__Task__:
For each line that holds "шные", copy the line out.
— Start of Provided data —
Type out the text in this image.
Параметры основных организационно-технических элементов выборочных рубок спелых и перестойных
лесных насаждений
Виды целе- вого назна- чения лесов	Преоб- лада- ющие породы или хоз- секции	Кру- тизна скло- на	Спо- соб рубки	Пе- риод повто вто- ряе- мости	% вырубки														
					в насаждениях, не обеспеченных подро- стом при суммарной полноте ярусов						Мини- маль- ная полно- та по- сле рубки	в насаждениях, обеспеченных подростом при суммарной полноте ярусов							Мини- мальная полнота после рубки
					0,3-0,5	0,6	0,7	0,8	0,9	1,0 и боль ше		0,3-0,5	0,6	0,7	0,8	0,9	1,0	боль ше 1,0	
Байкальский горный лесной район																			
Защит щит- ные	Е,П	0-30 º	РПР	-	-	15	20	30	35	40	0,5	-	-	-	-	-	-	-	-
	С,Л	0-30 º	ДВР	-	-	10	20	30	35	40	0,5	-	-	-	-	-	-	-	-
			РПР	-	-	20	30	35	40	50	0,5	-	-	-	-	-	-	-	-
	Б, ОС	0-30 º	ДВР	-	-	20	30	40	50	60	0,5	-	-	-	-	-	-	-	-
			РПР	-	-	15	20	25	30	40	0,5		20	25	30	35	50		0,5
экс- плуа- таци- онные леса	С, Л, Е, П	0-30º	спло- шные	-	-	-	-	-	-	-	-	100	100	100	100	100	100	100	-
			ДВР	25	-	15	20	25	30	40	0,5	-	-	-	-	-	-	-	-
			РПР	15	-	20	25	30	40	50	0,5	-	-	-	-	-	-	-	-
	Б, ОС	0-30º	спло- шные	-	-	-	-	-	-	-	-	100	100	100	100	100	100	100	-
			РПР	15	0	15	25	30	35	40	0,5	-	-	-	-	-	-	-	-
— End of Provided data —
__Solution for this task__:
экс- плуа- таци- онные леса	С, Л, Е, П	0-30º	спло- шные	-	-	-	-	-	-	-	-	100	100	100	100	100	100	100	-
	Б, ОС	0-30º	спло- шные	-	-	-	-	-	-	-	-	100	100	100	100	100	100	100	-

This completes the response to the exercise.